▶ **Work to do**: Output every record word for word.

▶ **Exercise input**:
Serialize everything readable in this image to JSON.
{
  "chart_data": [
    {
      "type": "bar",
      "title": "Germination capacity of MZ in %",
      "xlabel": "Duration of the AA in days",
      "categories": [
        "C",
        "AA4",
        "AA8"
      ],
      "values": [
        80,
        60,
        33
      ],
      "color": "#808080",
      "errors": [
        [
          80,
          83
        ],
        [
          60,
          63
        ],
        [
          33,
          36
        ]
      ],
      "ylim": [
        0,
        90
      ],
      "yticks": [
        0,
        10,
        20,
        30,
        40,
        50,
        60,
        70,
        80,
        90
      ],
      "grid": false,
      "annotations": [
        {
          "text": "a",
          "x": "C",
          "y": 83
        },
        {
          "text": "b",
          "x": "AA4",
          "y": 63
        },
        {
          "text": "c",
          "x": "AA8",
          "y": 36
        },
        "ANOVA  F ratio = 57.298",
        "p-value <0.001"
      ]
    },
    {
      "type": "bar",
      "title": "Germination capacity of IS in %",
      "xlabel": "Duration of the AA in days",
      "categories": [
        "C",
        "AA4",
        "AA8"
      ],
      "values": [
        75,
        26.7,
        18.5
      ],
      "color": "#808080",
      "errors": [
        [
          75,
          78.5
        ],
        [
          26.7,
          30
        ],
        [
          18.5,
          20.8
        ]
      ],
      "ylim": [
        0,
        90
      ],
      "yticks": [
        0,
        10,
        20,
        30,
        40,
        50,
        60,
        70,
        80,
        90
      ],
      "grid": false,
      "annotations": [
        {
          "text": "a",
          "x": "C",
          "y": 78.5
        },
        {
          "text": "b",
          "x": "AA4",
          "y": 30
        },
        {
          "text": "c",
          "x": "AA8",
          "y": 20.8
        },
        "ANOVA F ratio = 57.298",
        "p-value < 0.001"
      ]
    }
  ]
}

▶ **Result of this task**:
Serialize everything readable in this image to JSON.
{
  "chart_data": [
    {
      "type": "bar",
      "title": "Germination capacity of MZ in %",
      "xlabel": "Duration of the AA in days",
      "categories": [
        "C",
        "AA4",
        "AA8"
      ],
      "values": [
        80,
        60,
        33
      ],
      "color": "#808080",
      "errors": [
        [
          80,
          83
        ],
        [
          60,
          63
        ],
        [
          33,
          36
        ]
      ],
      "ylim": [
        0,
        90
      ],
      "yticks": [
        0,
        10,
        20,
        30,
        40,
        50,
        60,
        70,
        80,
        90
      ],
      "grid": false,
      "annotations": [
        {
          "text": "a",
          "x": "C",
          "y": 83
        },
        {
          "text": "b",
          "x": "AA4",
          "y": 63
        },
        {
          "text": "c",
          "x": "AA8",
          "y": 36
        },
        "ANOVA  F ratio = 57.298",
        "p-value <0.001"
      ]
    },
    {
      "type": "bar",
      "title": "Germination capacity of IS in %",
      "xlabel": "Duration of the AA in days",
      "categories": [
        "C",
        "AA4",
        "AA8"
      ],
      "values": [
        75,
        26.7,
        18.5
      ],
      "color": "#808080",
      "errors": [
        [
          75,
          78.5
        ],
        [
          26.7,
          30
        ],
        [
          18.5,
          20.8
        ]
      ],
      "ylim": [
        0,
        90
      ],
      "yticks": [
        0,
        10,
        20,
        30,
        40,
        50,
        60,
        70,
        80,
        90
      ],
      "grid": false,
      "annotations": [
        {
          "text": "a",
          "x": "C",
          "y": 78.5
        },
        {
          "text": "b",
          "x": "AA4",
          "y": 30
        },
        {
          "text": "c",
          "x": "AA8",
          "y": 20.8
        },
        "ANOVA F ratio = 57.298",
        "p-value < 0.001"
      ]
    }
  ]
}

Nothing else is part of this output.